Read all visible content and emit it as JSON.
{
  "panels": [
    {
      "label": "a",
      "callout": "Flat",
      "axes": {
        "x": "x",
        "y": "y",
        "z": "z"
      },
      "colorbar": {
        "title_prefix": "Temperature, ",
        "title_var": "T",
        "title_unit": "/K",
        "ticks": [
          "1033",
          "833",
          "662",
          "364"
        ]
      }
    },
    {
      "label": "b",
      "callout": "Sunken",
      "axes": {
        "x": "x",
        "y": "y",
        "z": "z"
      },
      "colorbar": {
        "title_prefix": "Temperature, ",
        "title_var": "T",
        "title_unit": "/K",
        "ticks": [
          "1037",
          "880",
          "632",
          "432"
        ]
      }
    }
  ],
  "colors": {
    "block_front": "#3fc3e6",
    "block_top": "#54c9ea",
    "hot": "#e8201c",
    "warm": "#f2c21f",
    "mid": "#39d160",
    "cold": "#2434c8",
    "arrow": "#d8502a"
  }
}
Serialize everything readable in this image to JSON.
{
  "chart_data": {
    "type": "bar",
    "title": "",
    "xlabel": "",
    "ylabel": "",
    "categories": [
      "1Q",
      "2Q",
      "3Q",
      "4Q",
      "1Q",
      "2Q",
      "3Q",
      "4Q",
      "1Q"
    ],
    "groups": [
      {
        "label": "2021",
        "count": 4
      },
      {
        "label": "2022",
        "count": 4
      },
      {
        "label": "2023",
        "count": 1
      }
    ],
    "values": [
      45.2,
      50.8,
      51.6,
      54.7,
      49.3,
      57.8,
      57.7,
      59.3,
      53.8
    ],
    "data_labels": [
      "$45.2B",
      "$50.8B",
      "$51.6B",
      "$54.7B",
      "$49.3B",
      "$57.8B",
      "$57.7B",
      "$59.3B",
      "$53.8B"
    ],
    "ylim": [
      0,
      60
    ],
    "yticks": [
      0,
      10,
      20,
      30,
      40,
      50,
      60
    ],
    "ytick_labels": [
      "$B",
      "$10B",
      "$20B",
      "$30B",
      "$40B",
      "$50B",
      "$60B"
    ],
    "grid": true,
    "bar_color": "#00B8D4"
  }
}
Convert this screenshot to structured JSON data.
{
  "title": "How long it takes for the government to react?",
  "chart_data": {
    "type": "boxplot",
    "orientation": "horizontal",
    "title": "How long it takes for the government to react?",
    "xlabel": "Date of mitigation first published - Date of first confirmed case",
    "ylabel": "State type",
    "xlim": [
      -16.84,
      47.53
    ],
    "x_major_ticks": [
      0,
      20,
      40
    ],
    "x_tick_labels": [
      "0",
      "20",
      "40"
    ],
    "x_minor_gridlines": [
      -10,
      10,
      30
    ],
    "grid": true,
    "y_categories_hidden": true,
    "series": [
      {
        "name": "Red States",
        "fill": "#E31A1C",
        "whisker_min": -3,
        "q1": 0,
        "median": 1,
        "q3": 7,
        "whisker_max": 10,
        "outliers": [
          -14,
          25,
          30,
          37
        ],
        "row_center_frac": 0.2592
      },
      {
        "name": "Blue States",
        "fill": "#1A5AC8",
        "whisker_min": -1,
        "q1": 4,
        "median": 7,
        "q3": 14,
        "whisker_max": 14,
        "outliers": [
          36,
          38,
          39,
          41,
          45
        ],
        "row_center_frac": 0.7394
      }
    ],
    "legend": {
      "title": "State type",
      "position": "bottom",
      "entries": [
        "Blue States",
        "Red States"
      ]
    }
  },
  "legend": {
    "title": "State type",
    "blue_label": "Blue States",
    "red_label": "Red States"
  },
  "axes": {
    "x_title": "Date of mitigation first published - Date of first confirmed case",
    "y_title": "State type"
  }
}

+++++

Scan the lines for the string "JSON". Pick out every line that has it.

* **Output below**:
Read all visible content and emit it as JSON.
Serialize everything readable in this image to JSON.
Convert this screenshot to structured JSON data.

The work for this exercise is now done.